* [GOALS]:
1) Copy the passage on River Trail from "var pa = new" up to and including "representing a canvas.".
2) List the entries of the shape that the River Trail passage gives for the three-dimensional ParallelArray pa.
3) In the River Trail passage, what kind of object does the ParallelArray constructor take as an argument?

==== SELECTION ====

If you look closely at the sepia_sequential function above, you'll notice that each pixel can be processed independently of all other pixels, as its new RGB values depend only on its current RGB values. Furthermore, each iteration of the for loop does not produce or consume side effects. This makes it easy to parallelize this operation with River Trail.

Recall that the ParallelArray type has a constructor that takes a canvas object as an argument and returns a freshly minted ParallelArray object containing the pixel data from that canvas.

              var pa = new ParallelArray(canvas);

This creates a three-dimensional ParallelArray pa with shape [h, w, 4] that looks like the following:

A three-dimensional
ParallelArray representing a canvas.

==== SOURCE DATA ====

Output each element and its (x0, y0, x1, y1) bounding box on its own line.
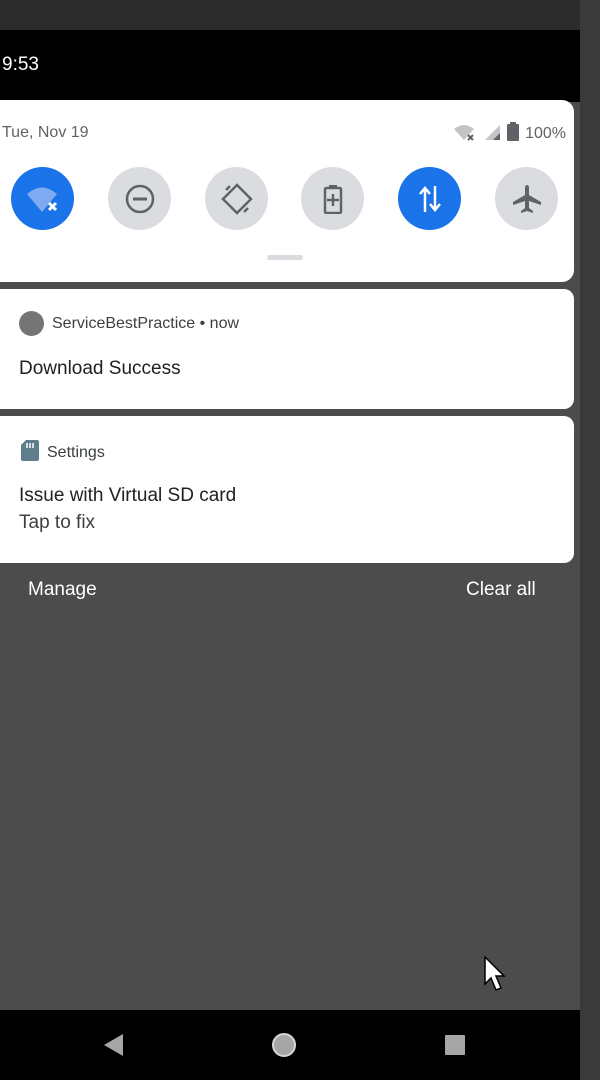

====

* [RESULTS FOR THE EXERCISE]:
1)
var pa = new ParallelArray(canvas);

This creates a three-dimensional ParallelArray pa with shape [h, w, 4] that looks like the following:

A three-dimensional
ParallelArray representing a canvas.

2)
h
w
4

3) A canvas object.